▸ **Stated exercise**: Count every line that has the word "label" in it; give no more than the number.

((

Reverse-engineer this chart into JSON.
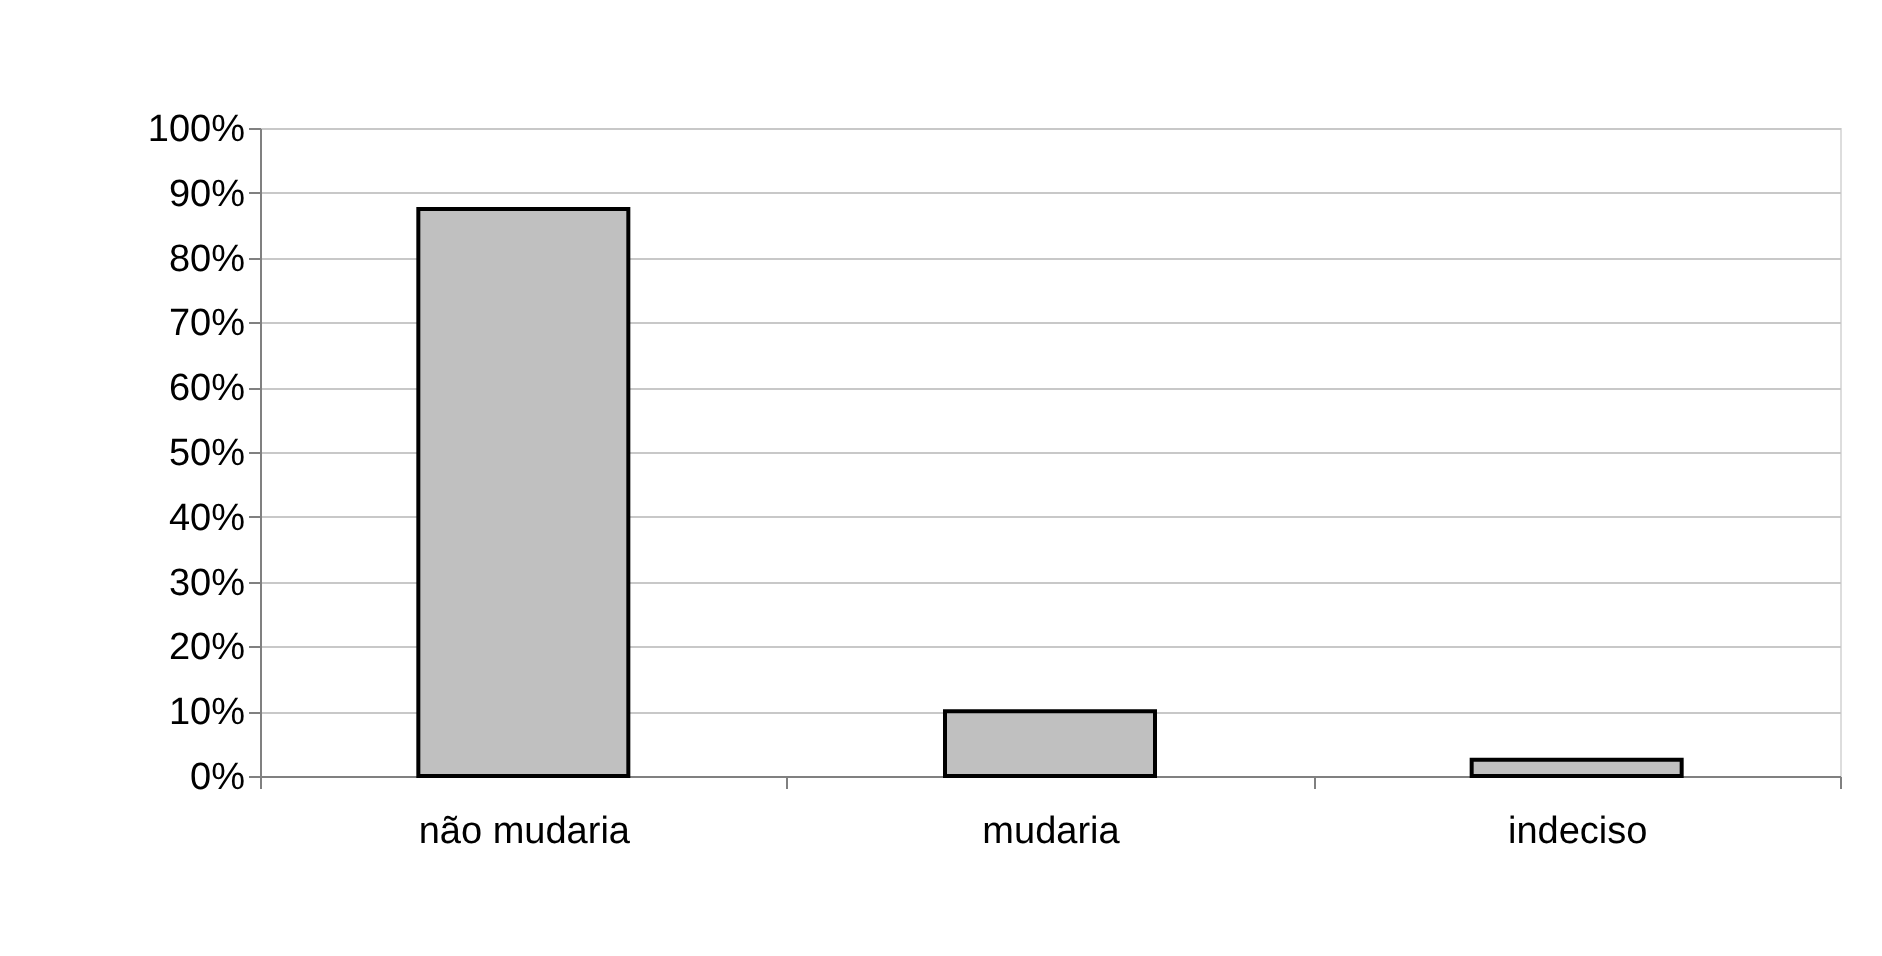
{
  "chart_data": {
    "type": "bar",
    "categories": [
      "não mudaria",
      "mudaria",
      "indeciso"
    ],
    "values": [
      87.5,
      10,
      2.5
    ],
    "color": "#c0c0c0",
    "ylim": [
      0,
      100
    ],
    "yticks": [
      {
        "value": 0,
        "label": "0%"
      },
      {
        "value": 10,
        "label": "10%"
      },
      {
        "value": 20,
        "label": "20%"
      },
      {
        "value": 30,
        "label": "30%"
      },
      {
        "value": 40,
        "label": "40%"
      },
      {
        "value": 50,
        "label": "50%"
      },
      {
        "value": 60,
        "label": "60%"
      },
      {
        "value": 70,
        "label": "70%"
      },
      {
        "value": 80,
        "label": "80%"
      },
      {
        "value": 90,
        "label": "90%"
      },
      {
        "value": 100,
        "label": "100%"
      }
    ],
    "grid": "y"
  }
}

))

▸ **Result below**: 11